◆ Stated task
Examine the records and identify each line that includes the string "JSON". Copy those lines.

◆ Material for this task
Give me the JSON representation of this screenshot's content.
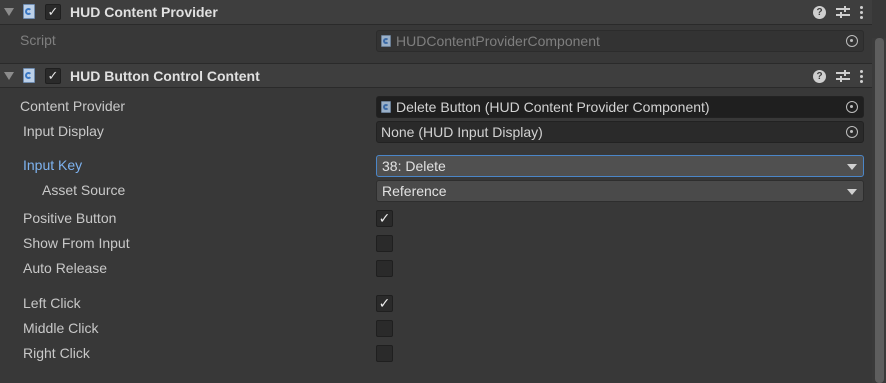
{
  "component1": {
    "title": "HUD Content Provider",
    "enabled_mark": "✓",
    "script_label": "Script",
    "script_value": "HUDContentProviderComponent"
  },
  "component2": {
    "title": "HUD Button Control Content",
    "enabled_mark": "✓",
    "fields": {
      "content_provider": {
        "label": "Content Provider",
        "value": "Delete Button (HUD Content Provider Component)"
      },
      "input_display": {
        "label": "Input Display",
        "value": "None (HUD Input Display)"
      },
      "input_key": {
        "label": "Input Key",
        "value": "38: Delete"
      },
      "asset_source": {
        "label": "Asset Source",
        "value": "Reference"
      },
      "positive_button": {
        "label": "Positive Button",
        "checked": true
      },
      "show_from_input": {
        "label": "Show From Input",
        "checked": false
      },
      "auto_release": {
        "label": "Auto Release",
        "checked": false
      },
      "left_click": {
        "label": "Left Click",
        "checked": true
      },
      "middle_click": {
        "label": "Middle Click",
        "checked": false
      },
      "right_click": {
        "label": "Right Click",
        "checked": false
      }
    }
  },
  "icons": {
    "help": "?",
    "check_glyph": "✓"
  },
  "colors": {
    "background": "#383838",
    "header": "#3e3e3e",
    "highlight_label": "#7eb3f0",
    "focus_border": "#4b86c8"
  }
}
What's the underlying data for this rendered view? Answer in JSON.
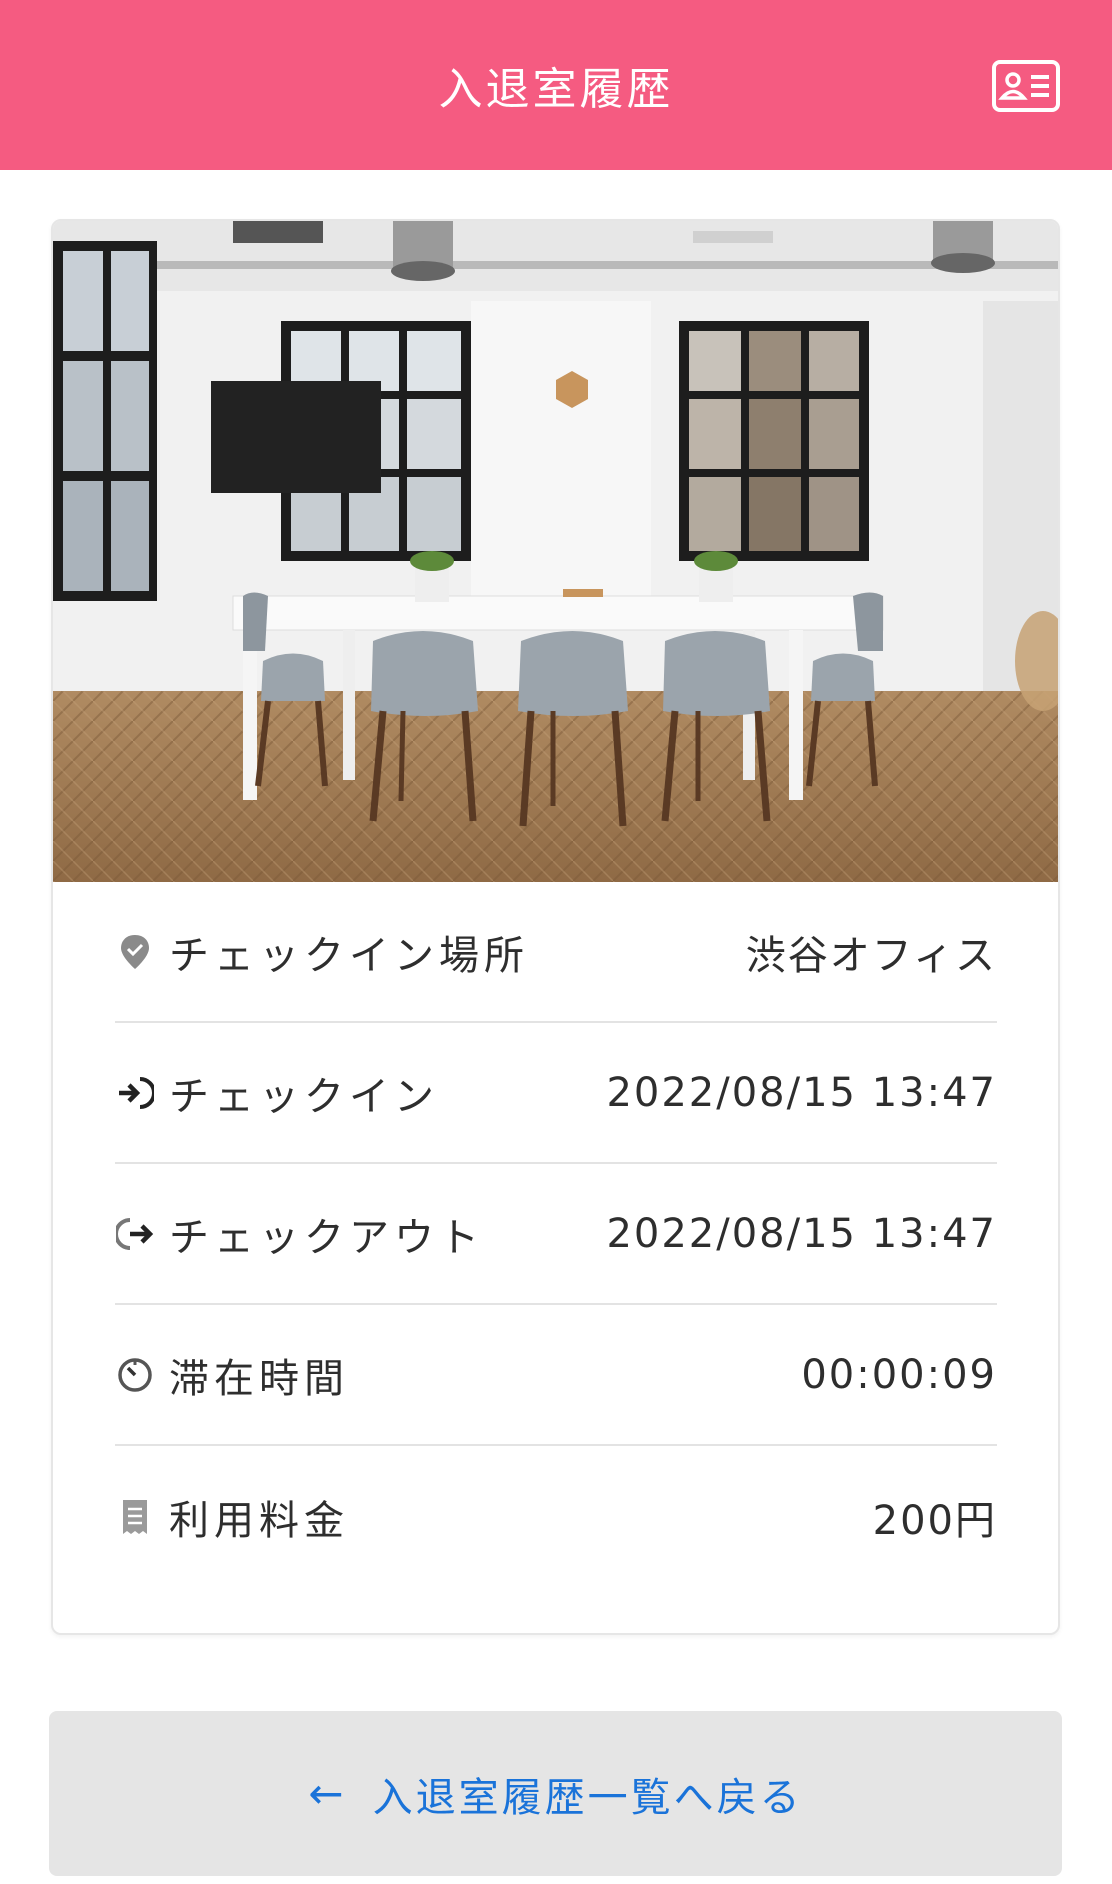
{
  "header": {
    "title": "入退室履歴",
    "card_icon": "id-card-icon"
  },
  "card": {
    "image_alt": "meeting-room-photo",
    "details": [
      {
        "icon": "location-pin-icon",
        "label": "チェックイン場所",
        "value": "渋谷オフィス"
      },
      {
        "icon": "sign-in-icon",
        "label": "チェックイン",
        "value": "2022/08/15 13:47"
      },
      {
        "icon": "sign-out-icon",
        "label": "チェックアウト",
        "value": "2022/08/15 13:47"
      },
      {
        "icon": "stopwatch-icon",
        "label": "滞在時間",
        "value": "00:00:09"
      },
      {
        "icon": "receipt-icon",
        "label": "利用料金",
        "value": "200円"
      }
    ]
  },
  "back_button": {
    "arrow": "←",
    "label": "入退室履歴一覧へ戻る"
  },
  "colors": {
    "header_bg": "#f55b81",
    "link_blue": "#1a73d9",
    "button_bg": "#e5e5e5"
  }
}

---

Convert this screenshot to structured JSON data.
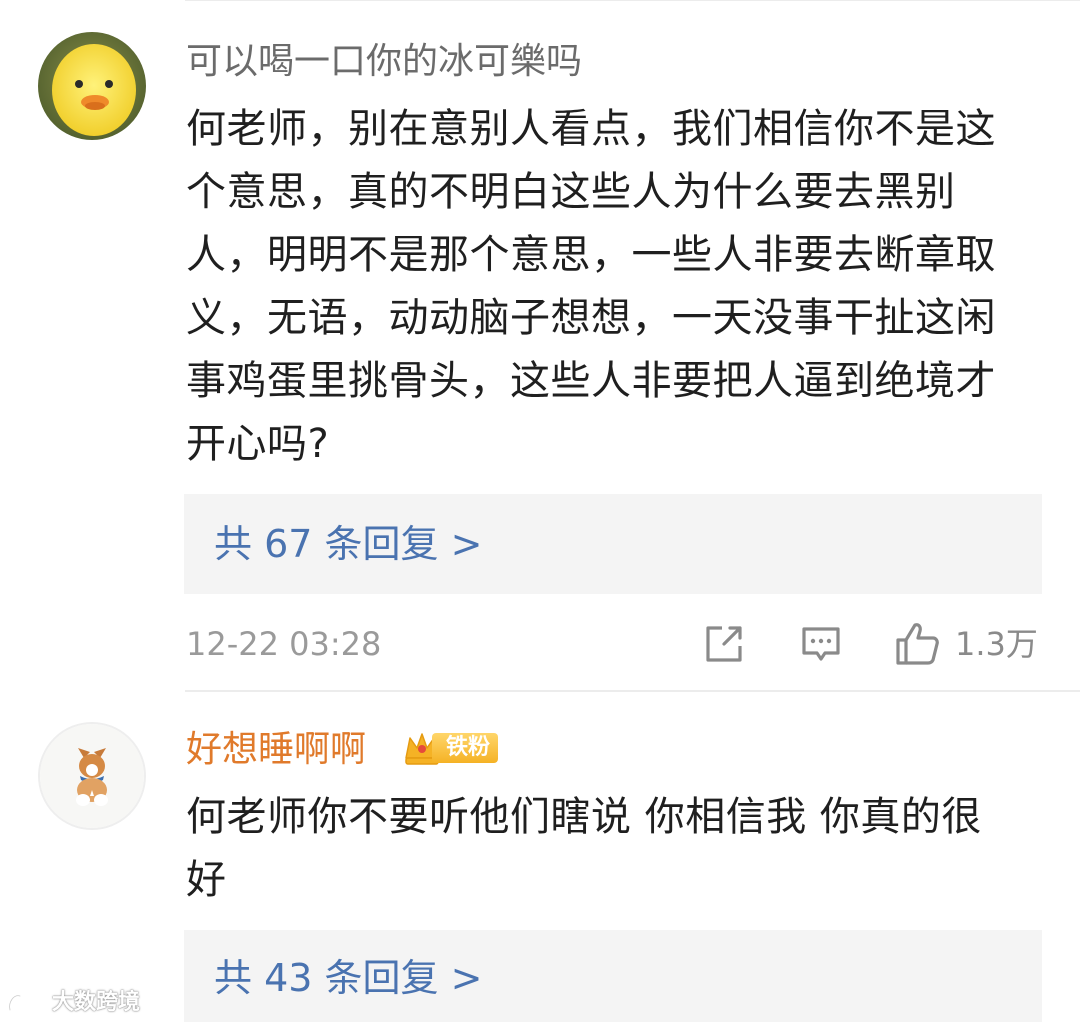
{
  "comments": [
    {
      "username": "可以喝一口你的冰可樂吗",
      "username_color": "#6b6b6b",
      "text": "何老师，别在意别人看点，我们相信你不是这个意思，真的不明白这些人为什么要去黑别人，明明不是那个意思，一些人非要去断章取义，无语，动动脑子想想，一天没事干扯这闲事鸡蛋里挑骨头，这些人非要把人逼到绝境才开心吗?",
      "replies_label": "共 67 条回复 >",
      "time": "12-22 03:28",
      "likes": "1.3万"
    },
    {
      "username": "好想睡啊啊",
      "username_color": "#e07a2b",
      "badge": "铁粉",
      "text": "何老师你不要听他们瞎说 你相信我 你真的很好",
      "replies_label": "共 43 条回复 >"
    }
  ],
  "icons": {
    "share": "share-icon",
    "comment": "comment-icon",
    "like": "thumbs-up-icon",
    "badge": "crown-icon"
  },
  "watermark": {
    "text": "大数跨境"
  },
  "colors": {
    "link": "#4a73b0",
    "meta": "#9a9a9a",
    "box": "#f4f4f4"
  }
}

◆ Exercise answer
Give me the JSON representation of this screenshot's content.
What's the underlying data for this rendered view? Answer in JSON.
Convert this screenshot to structured JSON data.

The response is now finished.